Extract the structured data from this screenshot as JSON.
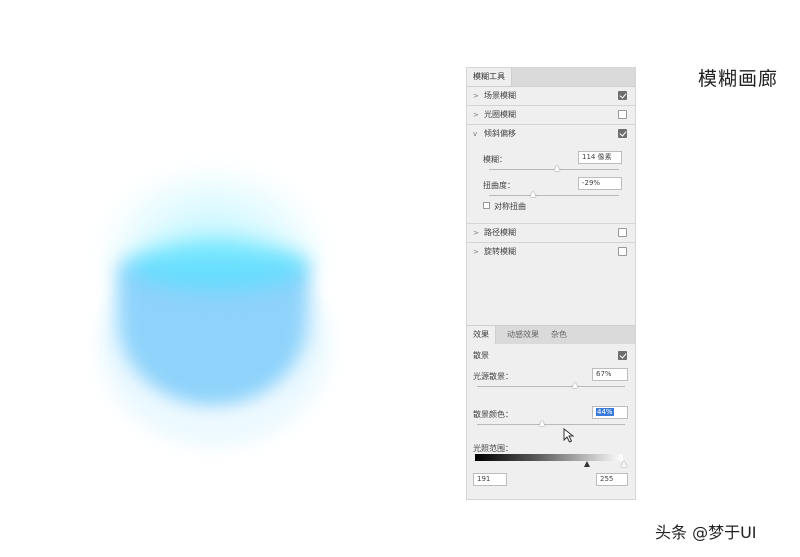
{
  "gallery_title": "模糊画廊",
  "panel": {
    "tab_label": "模糊工具",
    "blur_items": [
      {
        "label": "场景模糊",
        "checked": true,
        "expanded": false
      },
      {
        "label": "光圈模糊",
        "checked": false,
        "expanded": false
      },
      {
        "label": "倾斜偏移",
        "checked": true,
        "expanded": true
      }
    ],
    "tilt_shift": {
      "blur_label": "模糊：",
      "blur_value": "114 像素",
      "distortion_label": "扭曲度：",
      "distortion_value": "-29%",
      "symmetric_label": "对称扭曲",
      "symmetric_checked": false
    },
    "more_items": [
      {
        "label": "路径模糊",
        "checked": false
      },
      {
        "label": "旋转模糊",
        "checked": false
      }
    ],
    "effects_tabs": [
      "效果",
      "动感效果",
      "杂色"
    ],
    "bokeh": {
      "label": "散景",
      "checked": true,
      "light_bokeh_label": "光源散景：",
      "light_bokeh_value": "67%",
      "bokeh_color_label": "散景颜色：",
      "bokeh_color_value": "44%",
      "light_range_label": "光照范围：",
      "range_min": "191",
      "range_max": "255"
    }
  },
  "watermark": "头条 @梦于UI",
  "colors": {
    "accent": "#3b7bd9",
    "blob_blue": "#8fd3fb",
    "blob_cyan": "#50e1ff"
  }
}
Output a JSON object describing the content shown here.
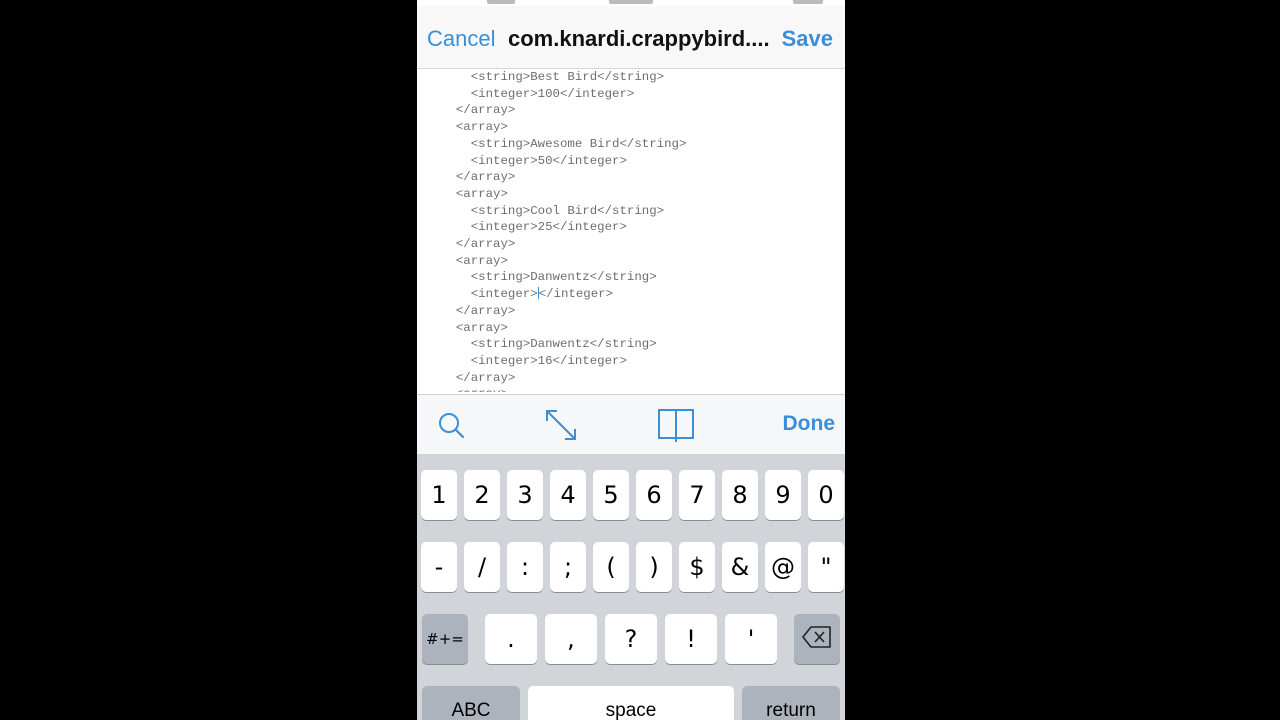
{
  "nav": {
    "cancel_label": "Cancel",
    "title": "com.knardi.crappybird....",
    "save_label": "Save"
  },
  "editor": {
    "lines": [
      "    <string>Best Bird</string>",
      "    <integer>100</integer>",
      "  </array>",
      "  <array>",
      "    <string>Awesome Bird</string>",
      "    <integer>50</integer>",
      "  </array>",
      "  <array>",
      "    <string>Cool Bird</string>",
      "    <integer>25</integer>",
      "  </array>",
      "  <array>",
      "    <string>Danwentz</string>",
      "    <integer></integer>",
      "  </array>",
      "  <array>",
      "    <string>Danwentz</string>",
      "    <integer>16</integer>",
      "  </array>"
    ],
    "caret_line": 13,
    "caret_after": "    <integer>"
  },
  "accessory": {
    "search_icon": "search-icon",
    "expand_icon": "expand-icon",
    "book_icon": "book-icon",
    "done_label": "Done"
  },
  "keyboard": {
    "row1": [
      "1",
      "2",
      "3",
      "4",
      "5",
      "6",
      "7",
      "8",
      "9",
      "0"
    ],
    "row2": [
      "-",
      "/",
      ":",
      ";",
      "(",
      ")",
      "$",
      "&",
      "@",
      "\""
    ],
    "row3": {
      "more_symbols": "#+=",
      "keys": [
        ".",
        ",",
        "?",
        "!",
        "'"
      ],
      "delete_icon": "backspace-icon"
    },
    "row4": {
      "abc": "ABC",
      "space": "space",
      "return": "return"
    }
  },
  "colors": {
    "accent": "#3a8fd6",
    "keyboard_bg": "#d1d4d9",
    "dark_key": "#acb3bc",
    "code_text": "#6e6e6e"
  }
}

Task directions —
Each line containing the word "string" counts once; say how many such lines there are, giving only the number.

Solution for this exercise —
5